[Exercise details] Skip the pictures and repeat each line of the data exactly.
— Start Provided entries —
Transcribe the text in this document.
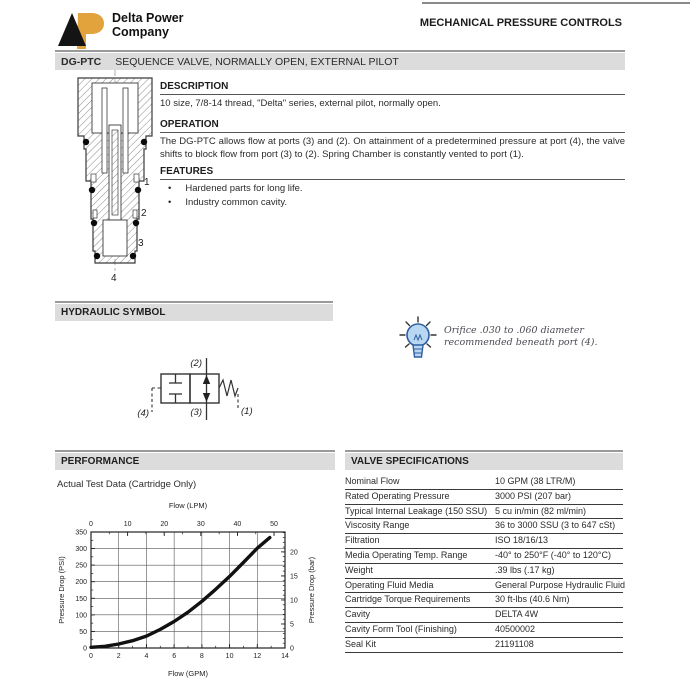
Delta Power
Company
MECHANICAL PRESSURE CONTROLS
DG-PTC SEQUENCE VALVE, NORMALLY OPEN, EXTERNAL PILOT
1
2
3
4
DESCRIPTION
10 size, 7/8-14 thread, "Delta" series, external pilot, normally open.
OPERATION
The DG-PTC allows flow at ports (3) and (2). On attainment of a predetermined pressure at port (4), the valve shifts to block flow from port (3) to (2). Spring Chamber is constantly vented to port (1).
FEATURES
• Hardened parts for long life.
• Industry common cavity.
HYDRAULIC SYMBOL
(2)
(3)
(4)	(1)
Orifice .030 to .060 diameter recommended beneath port (4).
PERFORMANCE
Actual Test Data (Cartridge Only)
0	2	4	6	8	10	12	14
0	10	20	30	40	50
0
50
100
150
200
250
300
350
0
5
10
15
20
Flow (LPM)
Flow (GPM)
Pressure Drop (PSI)	Pressure Drop (bar)
VALVE SPECIFICATIONS
Nominal Flow	10 GPM (38 LTR/M)
Rated Operating Pressure	3000 PSI (207 bar)
Typical Internal Leakage (150 SSU) 5 cu in/min (82 ml/min)
Viscosity Range	36 to 3000 SSU (3 to 647 cSt)
Filtration	ISO 18/16/13
Media Operating Temp. Range	-40° to 250°F (-40° to 120°C)
Weight	.39 lbs (.17 kg)
Operating Fluid Media	General Purpose Hydraulic Fluid
Cartridge Torque Requirements	30 ft-lbs (40.6 Nm)
Cavity	DELTA 4W
Cavity Form Tool (Finishing)	40500002
Seal Kit	21191108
— End Provided entries —
[Result for this task]
Transcribe the text in this document.
Delta Power
Company
MECHANICAL PRESSURE CONTROLS
DG-PTC SEQUENCE VALVE, NORMALLY OPEN, EXTERNAL PILOT
1
2
3
4
DESCRIPTION
10 size, 7/8-14 thread, "Delta" series, external pilot, normally open.
OPERATION
The DG-PTC allows flow at ports (3) and (2). On attainment of a predetermined pressure at port (4), the valve shifts to block flow from port (3) to (2). Spring Chamber is constantly vented to port (1).
FEATURES
• Hardened parts for long life.
• Industry common cavity.
HYDRAULIC SYMBOL
(2)
(3)
(4)	(1)
Orifice .030 to .060 diameter recommended beneath port (4).
PERFORMANCE
Actual Test Data (Cartridge Only)
0	2	4	6	8	10	12	14
0	10	20	30	40	50
0
50
100
150
200
250
300
350
0
5
10
15
20
Flow (LPM)
Flow (GPM)
Pressure Drop (PSI)	Pressure Drop (bar)
VALVE SPECIFICATIONS
Nominal Flow	10 GPM (38 LTR/M)
Rated Operating Pressure	3000 PSI (207 bar)
Typical Internal Leakage (150 SSU) 5 cu in/min (82 ml/min)
Viscosity Range	36 to 3000 SSU (3 to 647 cSt)
Filtration	ISO 18/16/13
Media Operating Temp. Range	-40° to 250°F (-40° to 120°C)
Weight	.39 lbs (.17 kg)
Operating Fluid Media	General Purpose Hydraulic Fluid
Cartridge Torque Requirements	30 ft-lbs (40.6 Nm)
Cavity	DELTA 4W
Cavity Form Tool (Finishing)	40500002
Seal Kit	21191108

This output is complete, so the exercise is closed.